--- Start Text section ---

Great science fiction takes real science concepts and stretches them past their limits. Time and time again, we’ve seen that scenario reversed, where real life scientific pursuits are first conjured up in the minds of sci-fi writers (cell phones, anyone?). Trek tech inspiring real products is nothing new. This month, designs for a faster-than-light ship, a handheld tricorder-like device (yes, another one), and even talk of creating real food replicators has all popped up in the news. Plus, Trek is making its presence known in low Earth orbit thanks to a Trekkie astronaut. Hit the jump for more.
Trek-inspired FTL Ship: The IXS Enterprise
There’s no question that the design for this faster-than-light capable ship, dubbed the IXS Enterprise by its creator, is inspired by Star Trek. NASA engineer and physicist Harold White has been hinting for years at his work on a “groundbreaking” idea that could allow us to achieve travel faster than the speed of light. Now, he’s teamed up with designer Mark Rademaker to create this CGI mockup of what such a ship could look like.

--- End Text section ---
--- Start Data block ---

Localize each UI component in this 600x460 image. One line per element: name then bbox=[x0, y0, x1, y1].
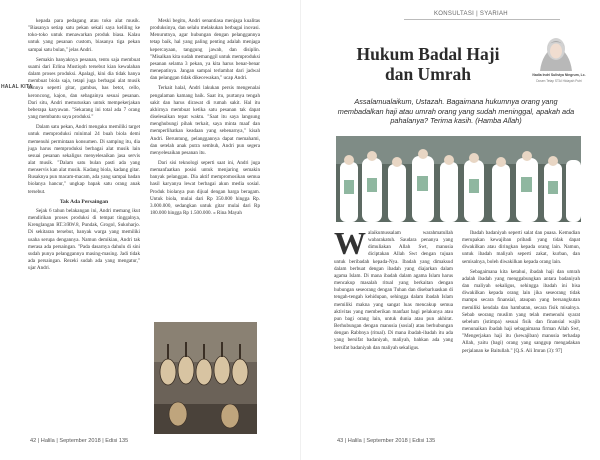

--- End Data block ---

- _What you need to do_
[1] From the Trek tech article above the listing, copy word for word the passage that begins at the words "Trek-inspired FTL Ship: The" and stops after "could look like.".
[2] Translate this sentence from the Trek tech article above the listing into Spanish: "Trek tech inspiring real products is nothing new."

- _Final answers_
[1]
Trek-inspired FTL Ship: The IXS Enterprise
There’s no question that the design for this faster-than-light capable ship, dubbed the IXS Enterprise by its creator, is inspired by Star Trek. NASA engineer and physicist Harold White has been hinting for years at his work on a “groundbreaking” idea that could allow us to achieve travel faster than the speed of light. Now, he’s teamed up with designer Mark Rademaker to create this CGI mockup of what such a ship could look like.

[2] Que la tecnología de Trek inspire productos reales no es nada nuevo.